Items from a figure collection
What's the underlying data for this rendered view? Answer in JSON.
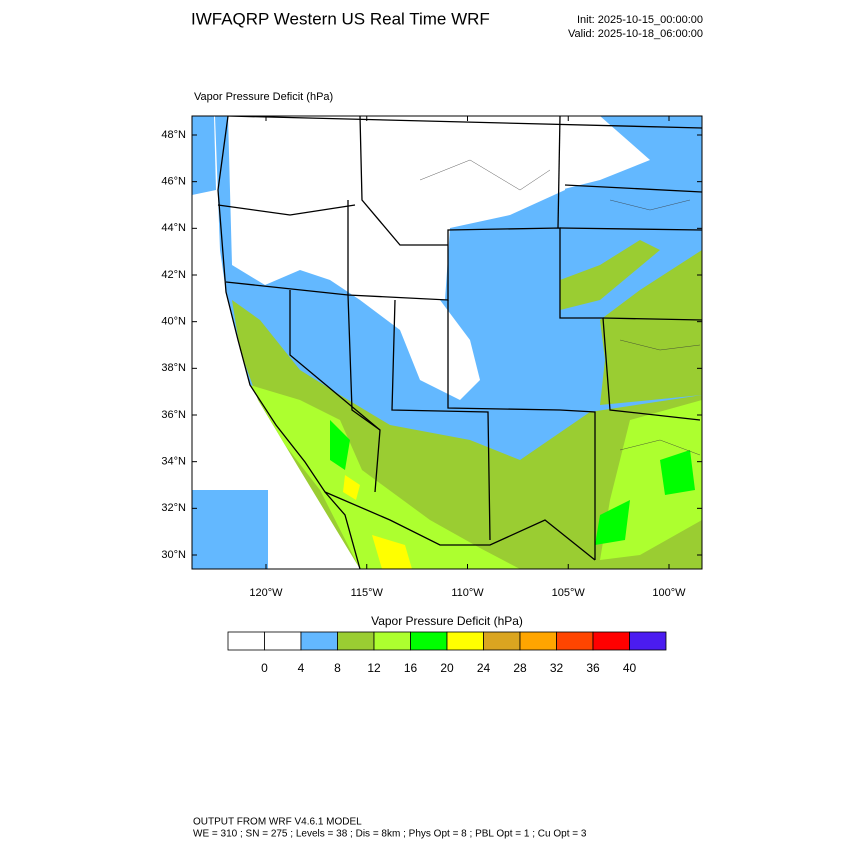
{
  "header": {
    "title": "IWFAQRP Western US Real Time WRF",
    "init": "Init: 2025-10-15_00:00:00",
    "valid": "Valid: 2025-10-18_06:00:00"
  },
  "map": {
    "field_label": "Vapor Pressure Deficit   (hPa)",
    "lat_ticks": [
      {
        "value": 48,
        "label": "48°N"
      },
      {
        "value": 46,
        "label": "46°N"
      },
      {
        "value": 44,
        "label": "44°N"
      },
      {
        "value": 42,
        "label": "42°N"
      },
      {
        "value": 40,
        "label": "40°N"
      },
      {
        "value": 38,
        "label": "38°N"
      },
      {
        "value": 36,
        "label": "36°N"
      },
      {
        "value": 34,
        "label": "34°N"
      },
      {
        "value": 32,
        "label": "32°N"
      },
      {
        "value": 30,
        "label": "30°N"
      }
    ],
    "lon_ticks": [
      {
        "value": -120,
        "label": "120°W"
      },
      {
        "value": -115,
        "label": "115°W"
      },
      {
        "value": -110,
        "label": "110°W"
      },
      {
        "value": -105,
        "label": "105°W"
      },
      {
        "value": -100,
        "label": "100°W"
      }
    ]
  },
  "colorbar": {
    "title": "Vapor Pressure Deficit  (hPa)",
    "ticks": [
      0,
      4,
      8,
      12,
      16,
      20,
      24,
      28,
      32,
      36,
      40
    ],
    "colors": [
      "#ffffff",
      "#ffffff",
      "#63b8ff",
      "#9acd32",
      "#adff2f",
      "#00ff00",
      "#ffff00",
      "#daa520",
      "#ffa500",
      "#ff4500",
      "#ff0000",
      "#4b1cf0"
    ]
  },
  "footer": {
    "line1": "OUTPUT FROM WRF V4.6.1 MODEL",
    "line2": "WE = 310 ; SN = 275 ; Levels = 38 ; Dis = 8km ; Phys Opt = 8 ; PBL Opt = 1 ; Cu Opt = 3"
  }
}
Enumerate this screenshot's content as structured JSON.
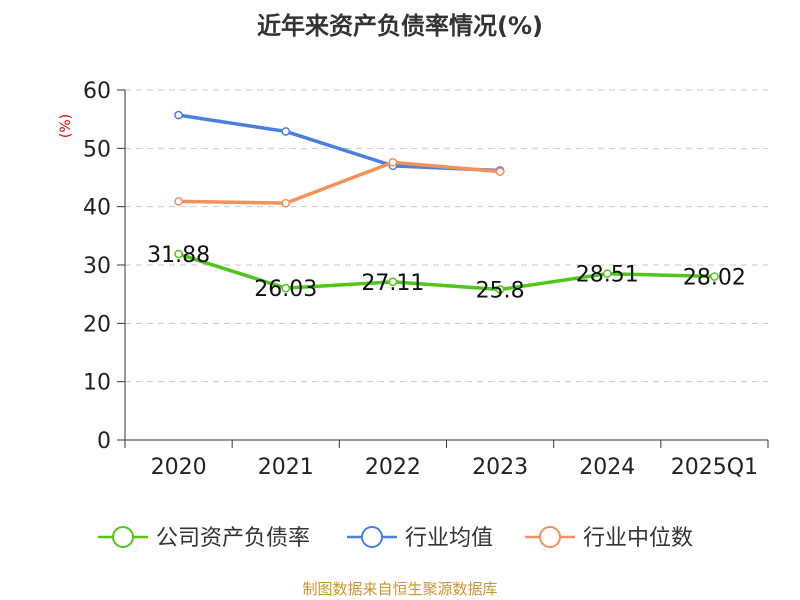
{
  "chart_data": {
    "type": "line",
    "title": "近年来资产负债率情况(%)",
    "ylabel": "(%)",
    "ylim": [
      0,
      60
    ],
    "yticks": [
      0,
      10,
      20,
      30,
      40,
      50,
      60
    ],
    "grid": true,
    "legend_position": "bottom",
    "categories": [
      "2020",
      "2021",
      "2022",
      "2023",
      "2024",
      "2025Q1"
    ],
    "series": [
      {
        "name": "公司资产负债率",
        "color": "#52c41a",
        "values": [
          31.88,
          26.03,
          27.11,
          25.8,
          28.51,
          28.02
        ],
        "data_labels": [
          "31.88",
          "26.03",
          "27.11",
          "25.8",
          "28.51",
          "28.02"
        ]
      },
      {
        "name": "行业均值",
        "color": "#4a7fe0",
        "values": [
          55.7,
          52.9,
          47.0,
          46.2,
          null,
          null
        ]
      },
      {
        "name": "行业中位数",
        "color": "#f4905a",
        "values": [
          40.9,
          40.6,
          47.6,
          46.0,
          null,
          null
        ]
      }
    ]
  },
  "footer": {
    "source": "制图数据来自恒生聚源数据库"
  }
}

▶ _Work to complete_:
Copy the whole listing above word for word but do not carry over the pictures.

▶ _Exercise result_:
What's the underlying data for this rendered view? Answer in JSON.
{
  "header": {
    "title": "IWFAQRP Western US Real Time WRF",
    "init": "Init: 2025-10-15_00:00:00",
    "valid": "Valid: 2025-10-18_06:00:00"
  },
  "map": {
    "field_label": "Vapor Pressure Deficit   (hPa)",
    "lat_ticks": [
      {
        "value": 48,
        "label": "48°N"
      },
      {
        "value": 46,
        "label": "46°N"
      },
      {
        "value": 44,
        "label": "44°N"
      },
      {
        "value": 42,
        "label": "42°N"
      },
      {
        "value": 40,
        "label": "40°N"
      },
      {
        "value": 38,
        "label": "38°N"
      },
      {
        "value": 36,
        "label": "36°N"
      },
      {
        "value": 34,
        "label": "34°N"
      },
      {
        "value": 32,
        "label": "32°N"
      },
      {
        "value": 30,
        "label": "30°N"
      }
    ],
    "lon_ticks": [
      {
        "value": -120,
        "label": "120°W"
      },
      {
        "value": -115,
        "label": "115°W"
      },
      {
        "value": -110,
        "label": "110°W"
      },
      {
        "value": -105,
        "label": "105°W"
      },
      {
        "value": -100,
        "label": "100°W"
      }
    ]
  },
  "colorbar": {
    "title": "Vapor Pressure Deficit  (hPa)",
    "ticks": [
      0,
      4,
      8,
      12,
      16,
      20,
      24,
      28,
      32,
      36,
      40
    ],
    "colors": [
      "#ffffff",
      "#ffffff",
      "#63b8ff",
      "#9acd32",
      "#adff2f",
      "#00ff00",
      "#ffff00",
      "#daa520",
      "#ffa500",
      "#ff4500",
      "#ff0000",
      "#4b1cf0"
    ]
  },
  "footer": {
    "line1": "OUTPUT FROM WRF V4.6.1 MODEL",
    "line2": "WE = 310 ; SN = 275 ; Levels = 38 ; Dis = 8km ; Phys Opt = 8 ; PBL Opt = 1 ; Cu Opt = 3"
  }
}
Enumerate this screenshot's content as structured JSON.
{
  "chart_data": {
    "type": "line",
    "title": "近年来资产负债率情况(%)",
    "ylabel": "(%)",
    "ylim": [
      0,
      60
    ],
    "yticks": [
      0,
      10,
      20,
      30,
      40,
      50,
      60
    ],
    "grid": true,
    "legend_position": "bottom",
    "categories": [
      "2020",
      "2021",
      "2022",
      "2023",
      "2024",
      "2025Q1"
    ],
    "series": [
      {
        "name": "公司资产负债率",
        "color": "#52c41a",
        "values": [
          31.88,
          26.03,
          27.11,
          25.8,
          28.51,
          28.02
        ],
        "data_labels": [
          "31.88",
          "26.03",
          "27.11",
          "25.8",
          "28.51",
          "28.02"
        ]
      },
      {
        "name": "行业均值",
        "color": "#4a7fe0",
        "values": [
          55.7,
          52.9,
          47.0,
          46.2,
          null,
          null
        ]
      },
      {
        "name": "行业中位数",
        "color": "#f4905a",
        "values": [
          40.9,
          40.6,
          47.6,
          46.0,
          null,
          null
        ]
      }
    ]
  },
  "footer": {
    "source": "制图数据来自恒生聚源数据库"
  }
}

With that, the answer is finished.